** Start EXTRACTED ENTRIES **

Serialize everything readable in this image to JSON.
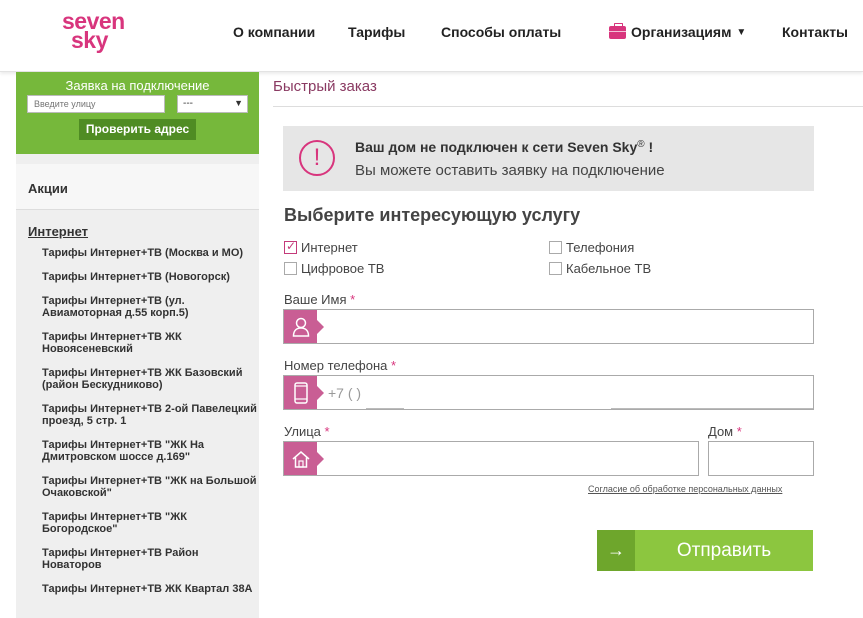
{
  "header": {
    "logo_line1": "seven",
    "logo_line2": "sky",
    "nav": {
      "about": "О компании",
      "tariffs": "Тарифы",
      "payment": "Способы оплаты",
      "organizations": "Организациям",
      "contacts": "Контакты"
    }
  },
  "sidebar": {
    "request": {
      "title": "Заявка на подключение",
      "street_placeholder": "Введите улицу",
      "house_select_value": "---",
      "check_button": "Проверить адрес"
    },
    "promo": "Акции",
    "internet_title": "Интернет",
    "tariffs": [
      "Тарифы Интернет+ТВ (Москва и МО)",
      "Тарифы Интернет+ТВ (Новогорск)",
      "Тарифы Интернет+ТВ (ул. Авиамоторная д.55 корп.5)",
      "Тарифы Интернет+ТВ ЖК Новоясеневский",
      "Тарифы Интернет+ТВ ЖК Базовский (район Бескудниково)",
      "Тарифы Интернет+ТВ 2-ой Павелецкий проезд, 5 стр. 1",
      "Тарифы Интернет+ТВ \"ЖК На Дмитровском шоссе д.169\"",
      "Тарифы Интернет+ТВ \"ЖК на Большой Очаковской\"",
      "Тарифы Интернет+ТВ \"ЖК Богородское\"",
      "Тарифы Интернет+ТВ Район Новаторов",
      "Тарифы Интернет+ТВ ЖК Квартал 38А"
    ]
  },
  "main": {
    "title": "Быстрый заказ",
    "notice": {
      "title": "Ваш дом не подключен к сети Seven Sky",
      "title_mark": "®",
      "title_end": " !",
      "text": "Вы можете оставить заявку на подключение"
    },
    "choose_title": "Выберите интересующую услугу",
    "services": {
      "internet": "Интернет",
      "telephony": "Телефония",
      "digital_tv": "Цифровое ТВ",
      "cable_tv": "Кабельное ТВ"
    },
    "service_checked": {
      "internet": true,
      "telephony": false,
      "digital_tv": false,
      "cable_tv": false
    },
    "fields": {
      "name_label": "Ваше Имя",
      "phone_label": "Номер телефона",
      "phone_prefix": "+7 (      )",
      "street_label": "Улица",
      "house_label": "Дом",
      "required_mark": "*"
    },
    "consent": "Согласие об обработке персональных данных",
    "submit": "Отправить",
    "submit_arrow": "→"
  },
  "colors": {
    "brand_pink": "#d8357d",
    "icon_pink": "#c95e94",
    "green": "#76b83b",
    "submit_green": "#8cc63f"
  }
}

** End EXTRACTED ENTRIES **

[THE REQUEST] Search the entries for the word "false" and pick out every line that holds it.

[EXPECTED ANSWER]
      "telephony": false,
      "digital_tv": false,
      "cable_tv": false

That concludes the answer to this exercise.